» **Your goal**:
Extract every record, exactly as written, and ignore the pictures.

— start Records supplied —

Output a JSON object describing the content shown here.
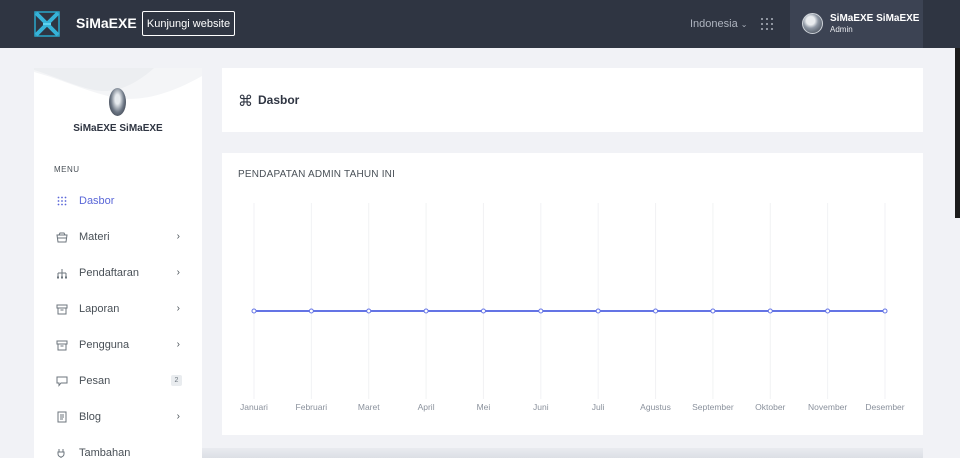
{
  "app": {
    "brand": "SiMaEXE",
    "visit_button": "Kunjungi website",
    "language": "Indonesia",
    "user_name": "SiMaEXE SiMaEXE",
    "user_role": "Admin"
  },
  "sidebar": {
    "profile_name": "SiMaEXE SiMaEXE",
    "menu_title": "MENU",
    "items": [
      {
        "label": "Dasbor",
        "icon": "dots-grid-icon"
      },
      {
        "label": "Materi",
        "icon": "basket-icon"
      },
      {
        "label": "Pendaftaran",
        "icon": "sitemap-icon"
      },
      {
        "label": "Laporan",
        "icon": "archive-icon"
      },
      {
        "label": "Pengguna",
        "icon": "archive-icon"
      },
      {
        "label": "Pesan",
        "icon": "chat-icon",
        "badge": "2"
      },
      {
        "label": "Blog",
        "icon": "document-icon"
      },
      {
        "label": "Tambahan",
        "icon": "plug-icon"
      }
    ]
  },
  "page": {
    "title": "Dasbor"
  },
  "colors": {
    "topbar": "#2f3542",
    "accent": "#5a67d8",
    "line": "#6474e5"
  },
  "chart_data": {
    "type": "line",
    "title": "PENDAPATAN ADMIN TAHUN INI",
    "categories": [
      "Januari",
      "Februari",
      "Maret",
      "April",
      "Mei",
      "Juni",
      "Juli",
      "Agustus",
      "September",
      "Oktober",
      "November",
      "Desember"
    ],
    "values": [
      0,
      0,
      0,
      0,
      0,
      0,
      0,
      0,
      0,
      0,
      0,
      0
    ],
    "grid": "vertical"
  }
}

— end Records supplied —

» **Output for this exercise**:
Output a JSON object describing the content shown here.
{
  "app": {
    "brand": "SiMaEXE",
    "visit_button": "Kunjungi website",
    "language": "Indonesia",
    "user_name": "SiMaEXE SiMaEXE",
    "user_role": "Admin"
  },
  "sidebar": {
    "profile_name": "SiMaEXE SiMaEXE",
    "menu_title": "MENU",
    "items": [
      {
        "label": "Dasbor",
        "icon": "dots-grid-icon"
      },
      {
        "label": "Materi",
        "icon": "basket-icon"
      },
      {
        "label": "Pendaftaran",
        "icon": "sitemap-icon"
      },
      {
        "label": "Laporan",
        "icon": "archive-icon"
      },
      {
        "label": "Pengguna",
        "icon": "archive-icon"
      },
      {
        "label": "Pesan",
        "icon": "chat-icon",
        "badge": "2"
      },
      {
        "label": "Blog",
        "icon": "document-icon"
      },
      {
        "label": "Tambahan",
        "icon": "plug-icon"
      }
    ]
  },
  "page": {
    "title": "Dasbor"
  },
  "colors": {
    "topbar": "#2f3542",
    "accent": "#5a67d8",
    "line": "#6474e5"
  },
  "chart_data": {
    "type": "line",
    "title": "PENDAPATAN ADMIN TAHUN INI",
    "categories": [
      "Januari",
      "Februari",
      "Maret",
      "April",
      "Mei",
      "Juni",
      "Juli",
      "Agustus",
      "September",
      "Oktober",
      "November",
      "Desember"
    ],
    "values": [
      0,
      0,
      0,
      0,
      0,
      0,
      0,
      0,
      0,
      0,
      0,
      0
    ],
    "grid": "vertical"
  }
}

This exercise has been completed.